Goal ->
Looking at the listing, state how many of its lines contain the string "solid". Write only the number.
### Information supplied
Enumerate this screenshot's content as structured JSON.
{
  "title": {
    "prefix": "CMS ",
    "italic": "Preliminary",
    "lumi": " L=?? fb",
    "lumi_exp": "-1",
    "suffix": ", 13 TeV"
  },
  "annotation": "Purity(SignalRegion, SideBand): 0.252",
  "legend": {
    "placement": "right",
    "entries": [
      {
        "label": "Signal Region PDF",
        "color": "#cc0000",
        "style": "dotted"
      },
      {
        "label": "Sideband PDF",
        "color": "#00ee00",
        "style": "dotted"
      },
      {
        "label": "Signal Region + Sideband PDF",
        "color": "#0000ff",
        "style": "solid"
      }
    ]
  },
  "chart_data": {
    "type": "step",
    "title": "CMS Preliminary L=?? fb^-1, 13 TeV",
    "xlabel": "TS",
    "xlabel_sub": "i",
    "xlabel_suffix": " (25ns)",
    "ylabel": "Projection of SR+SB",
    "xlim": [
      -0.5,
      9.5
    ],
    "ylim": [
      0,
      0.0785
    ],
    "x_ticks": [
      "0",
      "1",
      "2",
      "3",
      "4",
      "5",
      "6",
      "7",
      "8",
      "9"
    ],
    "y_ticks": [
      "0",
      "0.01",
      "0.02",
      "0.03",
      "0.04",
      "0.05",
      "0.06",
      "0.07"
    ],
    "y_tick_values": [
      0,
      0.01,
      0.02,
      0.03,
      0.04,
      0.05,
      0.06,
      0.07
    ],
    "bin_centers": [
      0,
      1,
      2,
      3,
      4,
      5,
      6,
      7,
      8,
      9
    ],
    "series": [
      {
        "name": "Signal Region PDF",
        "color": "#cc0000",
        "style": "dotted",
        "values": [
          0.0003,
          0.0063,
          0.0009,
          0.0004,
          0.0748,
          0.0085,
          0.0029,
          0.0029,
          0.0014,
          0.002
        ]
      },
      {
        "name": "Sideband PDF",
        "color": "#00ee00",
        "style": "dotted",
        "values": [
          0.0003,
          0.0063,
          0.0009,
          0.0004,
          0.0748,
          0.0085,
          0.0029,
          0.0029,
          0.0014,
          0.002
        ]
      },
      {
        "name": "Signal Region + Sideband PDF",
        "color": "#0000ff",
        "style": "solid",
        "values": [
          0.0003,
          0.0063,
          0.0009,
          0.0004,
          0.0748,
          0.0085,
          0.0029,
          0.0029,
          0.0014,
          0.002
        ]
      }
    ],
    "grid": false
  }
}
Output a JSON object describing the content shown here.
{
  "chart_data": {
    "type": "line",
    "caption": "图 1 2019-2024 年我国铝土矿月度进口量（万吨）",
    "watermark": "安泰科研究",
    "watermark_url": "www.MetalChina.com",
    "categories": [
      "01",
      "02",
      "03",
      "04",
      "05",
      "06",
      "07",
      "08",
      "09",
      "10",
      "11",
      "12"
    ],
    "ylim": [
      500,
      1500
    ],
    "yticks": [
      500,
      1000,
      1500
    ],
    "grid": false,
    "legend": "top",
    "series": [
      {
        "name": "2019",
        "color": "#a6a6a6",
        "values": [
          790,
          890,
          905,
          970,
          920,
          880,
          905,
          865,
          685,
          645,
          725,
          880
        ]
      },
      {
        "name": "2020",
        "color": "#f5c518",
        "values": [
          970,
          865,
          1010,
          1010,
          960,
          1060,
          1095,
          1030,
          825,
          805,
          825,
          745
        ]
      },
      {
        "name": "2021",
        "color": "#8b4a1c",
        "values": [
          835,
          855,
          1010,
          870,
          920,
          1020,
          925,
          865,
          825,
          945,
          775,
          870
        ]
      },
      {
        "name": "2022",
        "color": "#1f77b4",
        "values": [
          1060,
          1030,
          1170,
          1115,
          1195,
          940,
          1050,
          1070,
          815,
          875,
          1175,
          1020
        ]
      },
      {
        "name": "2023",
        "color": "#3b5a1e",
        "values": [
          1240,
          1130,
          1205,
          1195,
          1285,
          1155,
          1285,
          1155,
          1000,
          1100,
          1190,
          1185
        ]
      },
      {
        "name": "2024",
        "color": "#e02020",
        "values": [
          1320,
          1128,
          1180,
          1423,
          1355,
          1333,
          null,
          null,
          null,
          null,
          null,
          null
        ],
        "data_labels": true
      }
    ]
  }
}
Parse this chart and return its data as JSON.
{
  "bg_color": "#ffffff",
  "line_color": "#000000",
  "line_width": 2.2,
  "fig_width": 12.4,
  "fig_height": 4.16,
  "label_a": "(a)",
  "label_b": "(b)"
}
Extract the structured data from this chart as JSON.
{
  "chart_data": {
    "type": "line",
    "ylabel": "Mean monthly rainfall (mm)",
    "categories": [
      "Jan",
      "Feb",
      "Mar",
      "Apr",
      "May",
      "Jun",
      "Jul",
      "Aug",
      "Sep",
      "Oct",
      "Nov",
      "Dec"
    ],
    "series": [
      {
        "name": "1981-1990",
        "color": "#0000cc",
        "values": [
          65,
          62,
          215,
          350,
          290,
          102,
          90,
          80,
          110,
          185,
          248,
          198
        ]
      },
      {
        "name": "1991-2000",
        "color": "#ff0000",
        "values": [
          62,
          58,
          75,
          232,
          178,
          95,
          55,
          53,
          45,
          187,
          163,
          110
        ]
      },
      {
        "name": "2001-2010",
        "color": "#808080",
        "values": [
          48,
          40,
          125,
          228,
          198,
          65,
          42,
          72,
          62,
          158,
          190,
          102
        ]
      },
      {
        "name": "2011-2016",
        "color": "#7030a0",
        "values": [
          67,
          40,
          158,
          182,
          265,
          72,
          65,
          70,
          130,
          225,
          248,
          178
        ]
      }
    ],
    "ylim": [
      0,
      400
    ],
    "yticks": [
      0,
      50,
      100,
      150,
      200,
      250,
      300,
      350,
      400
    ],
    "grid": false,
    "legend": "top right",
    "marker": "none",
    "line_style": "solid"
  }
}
######
Full solution ->
3